[Aim]
In the data that follows, count each line holding the string "huomioon"; answer with the number only.

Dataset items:
┌──
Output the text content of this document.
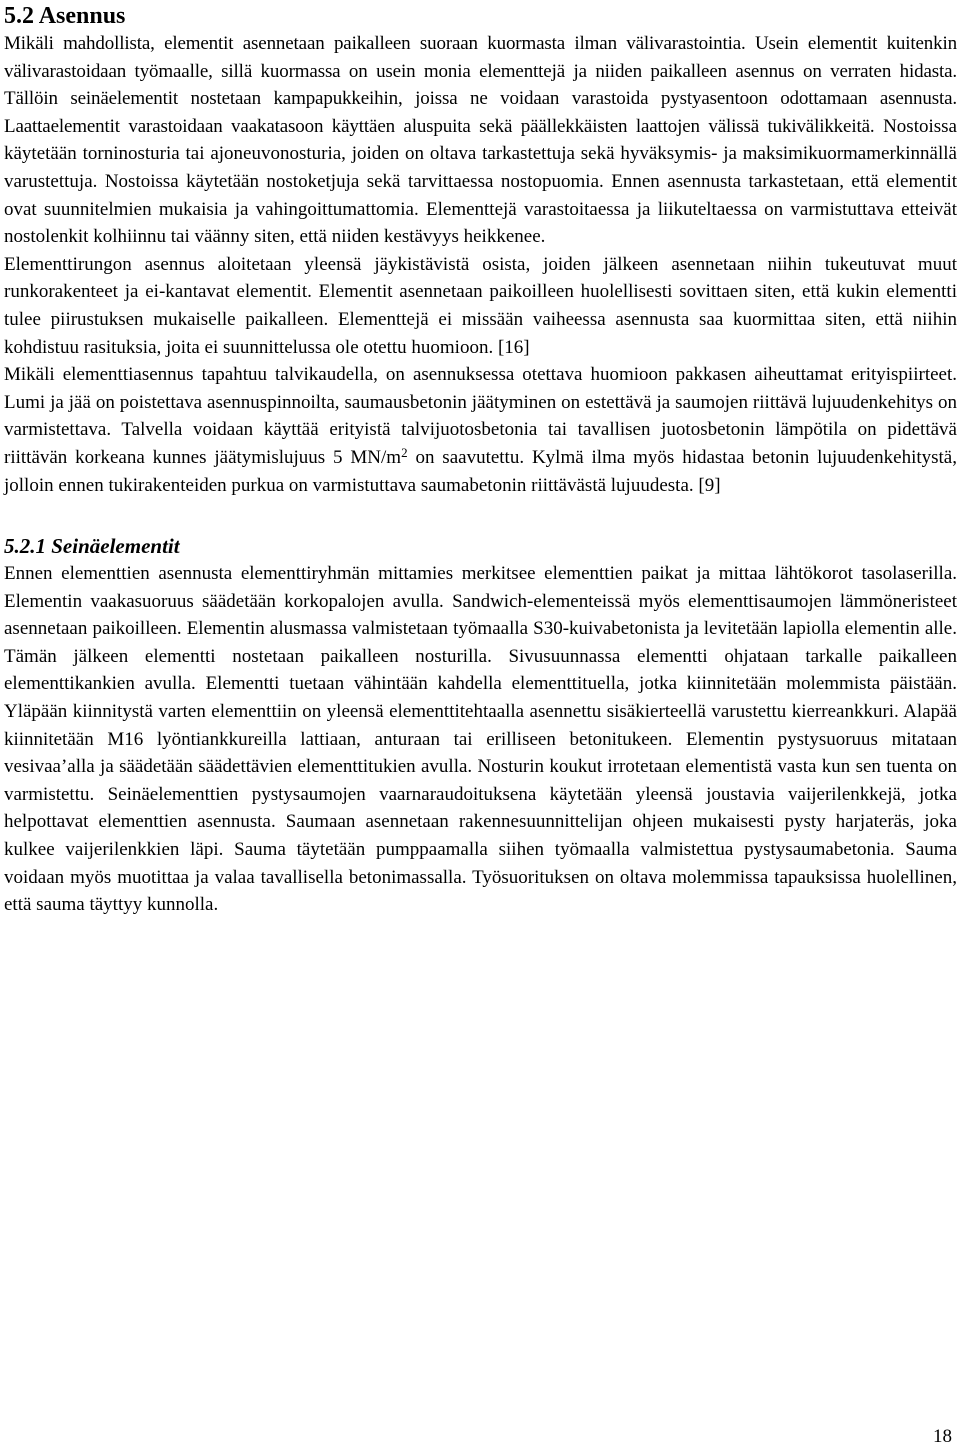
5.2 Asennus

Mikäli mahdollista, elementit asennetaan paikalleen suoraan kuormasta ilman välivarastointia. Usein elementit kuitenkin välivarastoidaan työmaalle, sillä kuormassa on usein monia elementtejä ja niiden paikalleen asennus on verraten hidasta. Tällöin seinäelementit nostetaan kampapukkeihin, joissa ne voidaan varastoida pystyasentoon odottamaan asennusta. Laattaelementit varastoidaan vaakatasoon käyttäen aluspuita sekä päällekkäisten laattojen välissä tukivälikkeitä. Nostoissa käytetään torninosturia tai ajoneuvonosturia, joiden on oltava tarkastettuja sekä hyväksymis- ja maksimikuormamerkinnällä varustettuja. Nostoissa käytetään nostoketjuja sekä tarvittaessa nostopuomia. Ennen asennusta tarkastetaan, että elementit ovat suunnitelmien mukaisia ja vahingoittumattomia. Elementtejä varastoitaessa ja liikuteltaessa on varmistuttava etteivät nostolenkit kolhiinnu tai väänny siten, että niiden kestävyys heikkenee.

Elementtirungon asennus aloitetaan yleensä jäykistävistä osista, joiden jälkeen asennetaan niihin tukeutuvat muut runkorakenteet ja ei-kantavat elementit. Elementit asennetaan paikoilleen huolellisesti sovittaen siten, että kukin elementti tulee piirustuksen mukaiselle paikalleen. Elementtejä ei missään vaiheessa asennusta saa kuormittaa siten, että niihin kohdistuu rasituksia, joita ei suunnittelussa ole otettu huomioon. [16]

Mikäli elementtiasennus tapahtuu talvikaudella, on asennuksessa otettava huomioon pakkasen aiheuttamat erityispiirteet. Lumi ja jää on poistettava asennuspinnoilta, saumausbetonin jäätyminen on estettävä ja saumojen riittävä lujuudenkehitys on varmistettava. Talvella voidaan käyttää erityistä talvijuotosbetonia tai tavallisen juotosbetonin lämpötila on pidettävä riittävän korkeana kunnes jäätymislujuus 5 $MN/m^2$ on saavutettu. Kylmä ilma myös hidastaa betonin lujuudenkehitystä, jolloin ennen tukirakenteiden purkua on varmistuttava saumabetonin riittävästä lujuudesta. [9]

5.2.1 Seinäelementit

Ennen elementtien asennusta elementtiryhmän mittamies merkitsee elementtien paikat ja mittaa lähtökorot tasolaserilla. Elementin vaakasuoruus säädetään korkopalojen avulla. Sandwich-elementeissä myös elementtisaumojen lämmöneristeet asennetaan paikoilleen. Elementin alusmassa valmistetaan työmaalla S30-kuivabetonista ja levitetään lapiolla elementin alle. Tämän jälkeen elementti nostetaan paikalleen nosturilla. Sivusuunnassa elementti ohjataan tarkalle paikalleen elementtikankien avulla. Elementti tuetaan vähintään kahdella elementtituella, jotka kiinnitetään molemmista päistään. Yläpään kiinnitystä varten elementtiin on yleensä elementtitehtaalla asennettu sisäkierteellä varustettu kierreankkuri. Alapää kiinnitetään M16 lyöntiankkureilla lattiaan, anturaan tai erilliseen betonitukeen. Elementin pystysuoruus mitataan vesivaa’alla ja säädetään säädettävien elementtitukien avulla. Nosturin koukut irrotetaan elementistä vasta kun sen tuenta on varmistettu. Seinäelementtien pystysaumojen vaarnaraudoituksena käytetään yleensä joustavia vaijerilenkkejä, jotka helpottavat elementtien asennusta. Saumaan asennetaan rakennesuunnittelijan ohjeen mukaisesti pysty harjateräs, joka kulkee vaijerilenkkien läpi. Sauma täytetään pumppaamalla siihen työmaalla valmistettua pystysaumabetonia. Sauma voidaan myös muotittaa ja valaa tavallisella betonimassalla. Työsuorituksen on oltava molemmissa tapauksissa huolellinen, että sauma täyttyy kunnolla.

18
└──
[Final answer]
2